# What this task involves:
Copy all the entries word for word, but omit the pictures.

# Dataset rows:
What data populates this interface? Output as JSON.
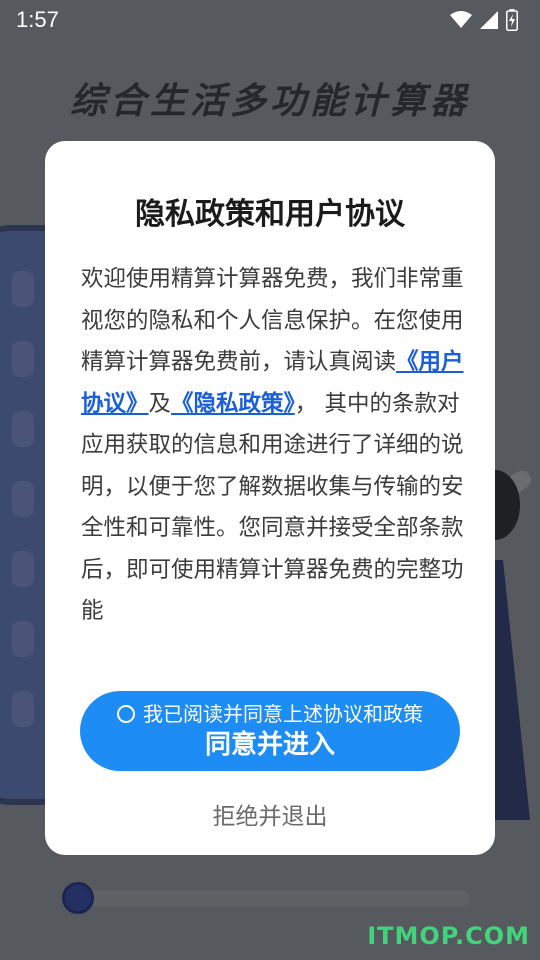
{
  "status_bar": {
    "time": "1:57",
    "icons": [
      "wifi-icon",
      "cellular-signal-icon",
      "battery-charging-icon"
    ]
  },
  "background": {
    "app_title": "综合生活多功能计算器",
    "slider_value": 0.02
  },
  "dialog": {
    "title": "隐私政策和用户协议",
    "body": {
      "part1": "欢迎使用精算计算器免费，我们非常重视您的隐私和个人信息保护。在您使用精算计算器免费前，请认真阅读",
      "user_agreement_link": "《用户协议》",
      "part2": "及",
      "privacy_policy_link": "《隐私政策》",
      "part3": "， 其中的条款对应用获取的信息和用途进行了详细的说明，以便于您了解数据收集与传输的安全性和可靠性。您同意并接受全部条款后，即可使用精算计算器免费的完整功能"
    },
    "agree_checkbox_label": "我已阅读并同意上述协议和政策",
    "agree_checkbox_checked": false,
    "agree_button_label": "同意并进入",
    "refuse_button_label": "拒绝并退出"
  },
  "watermark": "ITMOP.COM",
  "colors": {
    "accent": "#1e8cf5",
    "link": "#1a5edb",
    "watermark": "#43d37d"
  }
}
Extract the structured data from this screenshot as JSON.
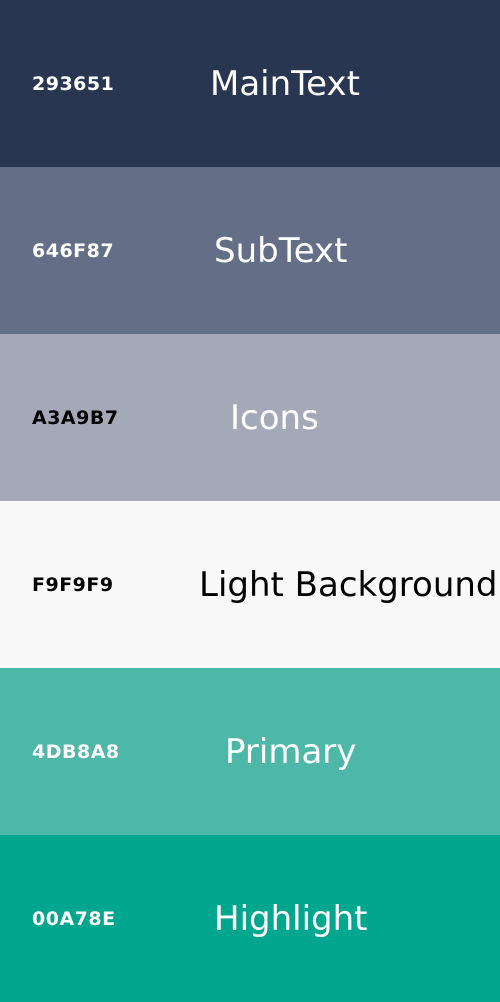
{
  "swatches": [
    {
      "hex": "293651",
      "name": "MainText",
      "color": "#293651",
      "text_color": "#ffffff"
    },
    {
      "hex": "646F87",
      "name": "SubText",
      "color": "#646F87",
      "text_color": "#ffffff"
    },
    {
      "hex": "A3A9B7",
      "name": "Icons",
      "color": "#A3A9B7",
      "text_color": "#000000",
      "name_color": "#ffffff"
    },
    {
      "hex": "F9F9F9",
      "name": "Light Background",
      "color": "#F9F9F9",
      "text_color": "#000000"
    },
    {
      "hex": "4DB8A8",
      "name": "Primary",
      "color": "#4DB8A8",
      "text_color": "#ffffff"
    },
    {
      "hex": "00A78E",
      "name": "Highlight",
      "color": "#00A78E",
      "text_color": "#ffffff"
    }
  ]
}
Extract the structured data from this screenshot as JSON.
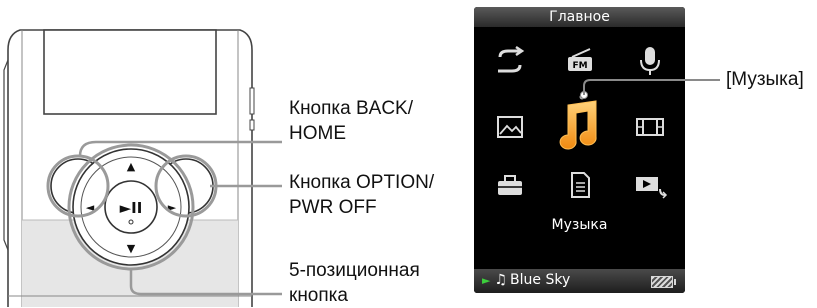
{
  "labels": {
    "back_home": [
      "Кнопка BACK/",
      "HOME"
    ],
    "option_pwr": [
      "Кнопка OPTION/",
      "PWR OFF"
    ],
    "five_way": [
      "5-позиционная",
      "кнопка"
    ],
    "music_callout": "[Музыка]"
  },
  "device": {
    "center_button": "►II",
    "arrows": {
      "up": "▲",
      "down": "▼",
      "left": "◄",
      "right": "►"
    }
  },
  "screen": {
    "title": "Главное",
    "caption": "Музыка",
    "icons": [
      "repeat-icon",
      "fm-radio-icon",
      "microphone-icon",
      "photo-icon",
      "music-note-icon",
      "video-film-icon",
      "settings-toolbox-icon",
      "document-icon",
      "now-playing-icon"
    ],
    "fm_badge": "FM",
    "status": {
      "play_symbol": "►",
      "note_symbol": "♫",
      "track": "Blue Sky"
    }
  },
  "colors": {
    "accent": "#f39a1e",
    "background": "#000000",
    "play": "#3ccf3c"
  }
}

# Correct output:
What data populates this interface? Output as JSON.
{
  "status_bar": {
    "time": "1:57",
    "icons": [
      "wifi-icon",
      "cellular-signal-icon",
      "battery-charging-icon"
    ]
  },
  "background": {
    "app_title": "综合生活多功能计算器",
    "slider_value": 0.02
  },
  "dialog": {
    "title": "隐私政策和用户协议",
    "body": {
      "part1": "欢迎使用精算计算器免费，我们非常重视您的隐私和个人信息保护。在您使用精算计算器免费前，请认真阅读",
      "user_agreement_link": "《用户协议》",
      "part2": "及",
      "privacy_policy_link": "《隐私政策》",
      "part3": "， 其中的条款对应用获取的信息和用途进行了详细的说明，以便于您了解数据收集与传输的安全性和可靠性。您同意并接受全部条款后，即可使用精算计算器免费的完整功能"
    },
    "agree_checkbox_label": "我已阅读并同意上述协议和政策",
    "agree_checkbox_checked": false,
    "agree_button_label": "同意并进入",
    "refuse_button_label": "拒绝并退出"
  },
  "watermark": "ITMOP.COM",
  "colors": {
    "accent": "#1e8cf5",
    "link": "#1a5edb",
    "watermark": "#43d37d"
  }
}
Extract the structured data from this screenshot as JSON.
{
  "swatches": [
    {
      "hex": "293651",
      "name": "MainText",
      "color": "#293651",
      "text_color": "#ffffff"
    },
    {
      "hex": "646F87",
      "name": "SubText",
      "color": "#646F87",
      "text_color": "#ffffff"
    },
    {
      "hex": "A3A9B7",
      "name": "Icons",
      "color": "#A3A9B7",
      "text_color": "#000000",
      "name_color": "#ffffff"
    },
    {
      "hex": "F9F9F9",
      "name": "Light Background",
      "color": "#F9F9F9",
      "text_color": "#000000"
    },
    {
      "hex": "4DB8A8",
      "name": "Primary",
      "color": "#4DB8A8",
      "text_color": "#ffffff"
    },
    {
      "hex": "00A78E",
      "name": "Highlight",
      "color": "#00A78E",
      "text_color": "#ffffff"
    }
  ]
}
Extract the structured data from this screenshot as JSON.
{
  "labels": {
    "back_home": [
      "Кнопка BACK/",
      "HOME"
    ],
    "option_pwr": [
      "Кнопка OPTION/",
      "PWR OFF"
    ],
    "five_way": [
      "5-позиционная",
      "кнопка"
    ],
    "music_callout": "[Музыка]"
  },
  "device": {
    "center_button": "►II",
    "arrows": {
      "up": "▲",
      "down": "▼",
      "left": "◄",
      "right": "►"
    }
  },
  "screen": {
    "title": "Главное",
    "caption": "Музыка",
    "icons": [
      "repeat-icon",
      "fm-radio-icon",
      "microphone-icon",
      "photo-icon",
      "music-note-icon",
      "video-film-icon",
      "settings-toolbox-icon",
      "document-icon",
      "now-playing-icon"
    ],
    "fm_badge": "FM",
    "status": {
      "play_symbol": "►",
      "note_symbol": "♫",
      "track": "Blue Sky"
    }
  },
  "colors": {
    "accent": "#f39a1e",
    "background": "#000000",
    "play": "#3ccf3c"
  }
}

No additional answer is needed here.